A la découverte du répertoire scandinave et de ses instruments originaux
Après deux enregistrements consacrés aux musiques d’Irlande et d’Écosse, [Ex]tradition en 2017 (voir la chronique), puis Indiscrétion en 2023 (voir notre chronique), l’ensemble français (comme son nom ne l’indique pas) The Curious Bards met cette fois le cap au nord avec un nouveau projet consacré aux musiques scandinaves de l’époque baroque, s’intitulant Sublimation. Ce nouvel album pour le moins original aborde un répertoire assez méconnu du grand public, il résulte de plusieurs mois de recherches assidues dans les bibliothèques suédoises et norvégiennes. Son titre a été choisi de manière à s’inscrire dans la continuité des deux précédents albums, il suggère « le phénomène physique de sublimation qui correspond bien, le passage du froid de ces pays avec la chaleur de la musique » explique le violoniste Alix Boivert, directeur artistique de cet ensemble de musique baroque pour le moins atypique.

********************

§ **TRAVAIL DEMANDÉ**
Poursuivez l'article ci-dessus sur l'album Sublimation de The Curious Bards en reprenant juste après sa dernière phrase.

Entrées tirées d'un jeu de données
********************

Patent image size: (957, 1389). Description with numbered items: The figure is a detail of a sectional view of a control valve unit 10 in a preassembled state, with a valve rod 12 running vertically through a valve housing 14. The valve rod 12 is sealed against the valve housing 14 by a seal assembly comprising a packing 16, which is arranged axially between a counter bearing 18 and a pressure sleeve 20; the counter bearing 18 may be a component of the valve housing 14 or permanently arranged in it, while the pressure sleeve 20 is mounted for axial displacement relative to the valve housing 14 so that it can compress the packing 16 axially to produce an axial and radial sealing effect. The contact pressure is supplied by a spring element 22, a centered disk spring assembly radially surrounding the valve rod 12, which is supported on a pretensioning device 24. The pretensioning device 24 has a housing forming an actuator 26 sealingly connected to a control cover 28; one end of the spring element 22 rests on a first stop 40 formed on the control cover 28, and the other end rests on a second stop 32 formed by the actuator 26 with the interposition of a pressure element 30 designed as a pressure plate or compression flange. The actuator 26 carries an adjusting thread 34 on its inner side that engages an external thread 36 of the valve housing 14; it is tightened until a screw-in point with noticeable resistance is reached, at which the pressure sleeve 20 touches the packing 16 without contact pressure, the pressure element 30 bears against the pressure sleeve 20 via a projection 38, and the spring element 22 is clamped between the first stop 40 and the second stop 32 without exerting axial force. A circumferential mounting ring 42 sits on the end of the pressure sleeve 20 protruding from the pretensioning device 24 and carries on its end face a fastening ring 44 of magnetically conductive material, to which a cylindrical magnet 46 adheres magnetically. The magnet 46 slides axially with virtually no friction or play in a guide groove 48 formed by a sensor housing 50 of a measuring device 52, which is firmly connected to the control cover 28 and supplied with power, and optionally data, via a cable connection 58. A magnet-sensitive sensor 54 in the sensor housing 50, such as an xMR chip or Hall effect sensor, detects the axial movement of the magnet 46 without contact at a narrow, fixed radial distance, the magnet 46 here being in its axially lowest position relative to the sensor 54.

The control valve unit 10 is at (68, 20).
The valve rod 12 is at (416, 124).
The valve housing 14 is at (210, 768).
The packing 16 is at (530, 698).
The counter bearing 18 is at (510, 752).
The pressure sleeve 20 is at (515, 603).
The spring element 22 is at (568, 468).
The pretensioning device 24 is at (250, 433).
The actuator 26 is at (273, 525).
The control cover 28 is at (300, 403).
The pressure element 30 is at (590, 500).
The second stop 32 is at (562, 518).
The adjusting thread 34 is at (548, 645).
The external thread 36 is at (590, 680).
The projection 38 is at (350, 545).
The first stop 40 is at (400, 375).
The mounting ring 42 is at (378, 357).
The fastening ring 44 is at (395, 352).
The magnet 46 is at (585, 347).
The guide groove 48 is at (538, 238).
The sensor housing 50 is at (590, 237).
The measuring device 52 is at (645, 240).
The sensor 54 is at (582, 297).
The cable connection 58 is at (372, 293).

********************

§ **RÉSULTAT DE L'EXERCICE**
Comme le précise très justement le musicologue Mattias Lundberg dans le livret, « l’analyse de documents historiques du XVIIIe siècle permet d’affirmer que les notions de musique profane n’existaient guère. L’aristocratie de cour, les bourgeois des villes et les paysans des campagnes pouvaient chanter, jouer et danser sur les mêmes mélodies… nous disposons même de sources révélant quand et comment ils s’y adonnaient », ajoutant que ce répertoire s’est maintenu jusqu’à nos jours à la fois par la notation musicale mais également par la tradition orale. Par souci d’authenticité, la totalité des pièces de cet enregistrement ont été composées au XVIIIe siècle et proviennent toutes de manuscrits conservés dans des bibliothèques suédoises et norvégiennes, mais certaines de ces mêmes pièces font toujours partie de la tradition populaire contemporaine.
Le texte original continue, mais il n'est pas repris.